### Task objective
Every line holding the string "ensures" should be gathered.

### Data
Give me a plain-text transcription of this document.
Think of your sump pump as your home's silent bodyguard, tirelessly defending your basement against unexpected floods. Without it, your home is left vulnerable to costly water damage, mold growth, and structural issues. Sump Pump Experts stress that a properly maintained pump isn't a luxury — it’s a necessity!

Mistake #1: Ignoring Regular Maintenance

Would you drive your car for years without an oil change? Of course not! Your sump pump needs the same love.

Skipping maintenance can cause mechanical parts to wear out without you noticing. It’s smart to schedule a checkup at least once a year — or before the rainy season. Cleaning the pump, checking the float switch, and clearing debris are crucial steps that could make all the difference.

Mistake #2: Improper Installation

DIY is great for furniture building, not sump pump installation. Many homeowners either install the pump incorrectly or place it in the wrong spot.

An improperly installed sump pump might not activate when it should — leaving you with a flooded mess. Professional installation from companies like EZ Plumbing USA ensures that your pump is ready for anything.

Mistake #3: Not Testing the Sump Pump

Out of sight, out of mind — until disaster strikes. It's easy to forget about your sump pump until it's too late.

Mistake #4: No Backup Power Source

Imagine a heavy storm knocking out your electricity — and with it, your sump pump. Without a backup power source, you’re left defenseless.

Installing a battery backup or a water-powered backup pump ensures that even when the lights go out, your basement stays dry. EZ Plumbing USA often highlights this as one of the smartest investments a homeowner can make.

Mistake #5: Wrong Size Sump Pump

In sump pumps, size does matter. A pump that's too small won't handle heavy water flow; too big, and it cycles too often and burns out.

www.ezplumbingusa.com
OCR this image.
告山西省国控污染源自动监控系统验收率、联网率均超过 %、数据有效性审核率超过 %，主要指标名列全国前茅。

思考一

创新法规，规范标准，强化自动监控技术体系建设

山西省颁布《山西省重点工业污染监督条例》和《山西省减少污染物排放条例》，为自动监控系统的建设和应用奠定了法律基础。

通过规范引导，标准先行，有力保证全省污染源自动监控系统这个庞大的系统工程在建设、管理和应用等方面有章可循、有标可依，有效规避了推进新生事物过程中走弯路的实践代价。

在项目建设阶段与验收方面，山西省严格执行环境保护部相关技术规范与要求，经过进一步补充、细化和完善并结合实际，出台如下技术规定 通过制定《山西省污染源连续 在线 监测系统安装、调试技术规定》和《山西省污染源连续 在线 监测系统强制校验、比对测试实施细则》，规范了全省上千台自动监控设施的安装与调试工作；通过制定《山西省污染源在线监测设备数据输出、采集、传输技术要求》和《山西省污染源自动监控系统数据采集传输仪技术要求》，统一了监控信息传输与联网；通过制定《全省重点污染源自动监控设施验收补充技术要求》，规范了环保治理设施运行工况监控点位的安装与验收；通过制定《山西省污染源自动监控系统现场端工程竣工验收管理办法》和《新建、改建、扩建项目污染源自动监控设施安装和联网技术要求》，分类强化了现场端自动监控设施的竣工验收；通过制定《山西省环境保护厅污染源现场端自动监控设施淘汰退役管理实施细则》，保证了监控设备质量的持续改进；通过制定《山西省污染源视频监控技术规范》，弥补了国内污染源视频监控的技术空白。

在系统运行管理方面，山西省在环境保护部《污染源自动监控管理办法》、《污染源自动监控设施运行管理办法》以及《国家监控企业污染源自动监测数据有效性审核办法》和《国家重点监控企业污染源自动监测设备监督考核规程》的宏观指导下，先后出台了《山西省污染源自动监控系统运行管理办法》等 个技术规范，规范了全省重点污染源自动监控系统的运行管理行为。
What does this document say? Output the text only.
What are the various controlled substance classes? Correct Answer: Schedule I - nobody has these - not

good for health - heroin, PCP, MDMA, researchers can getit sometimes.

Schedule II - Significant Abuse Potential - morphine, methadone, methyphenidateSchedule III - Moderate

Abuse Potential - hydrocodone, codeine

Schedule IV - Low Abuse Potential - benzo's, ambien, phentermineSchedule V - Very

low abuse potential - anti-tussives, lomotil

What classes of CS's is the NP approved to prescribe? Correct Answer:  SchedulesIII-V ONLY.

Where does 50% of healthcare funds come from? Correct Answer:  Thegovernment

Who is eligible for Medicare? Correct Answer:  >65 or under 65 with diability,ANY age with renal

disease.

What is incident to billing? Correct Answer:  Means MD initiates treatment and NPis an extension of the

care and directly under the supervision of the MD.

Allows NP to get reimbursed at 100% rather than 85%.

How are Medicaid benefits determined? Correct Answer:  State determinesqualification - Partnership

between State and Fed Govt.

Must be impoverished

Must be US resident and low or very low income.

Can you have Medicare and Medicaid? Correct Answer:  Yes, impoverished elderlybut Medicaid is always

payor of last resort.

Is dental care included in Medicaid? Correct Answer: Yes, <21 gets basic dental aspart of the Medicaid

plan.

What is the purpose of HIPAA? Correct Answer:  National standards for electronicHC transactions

### Result below
An improperly installed sump pump might not activate when it should — leaving you with a flooded mess. Professional installation from companies like EZ Plumbing USA ensures that your pump is ready for anything.
Installing a battery backup or a water-powered backup pump ensures that even when the lights go out, your basement stays dry. EZ Plumbing USA often highlights this as one of the smartest investments a homeowner can make.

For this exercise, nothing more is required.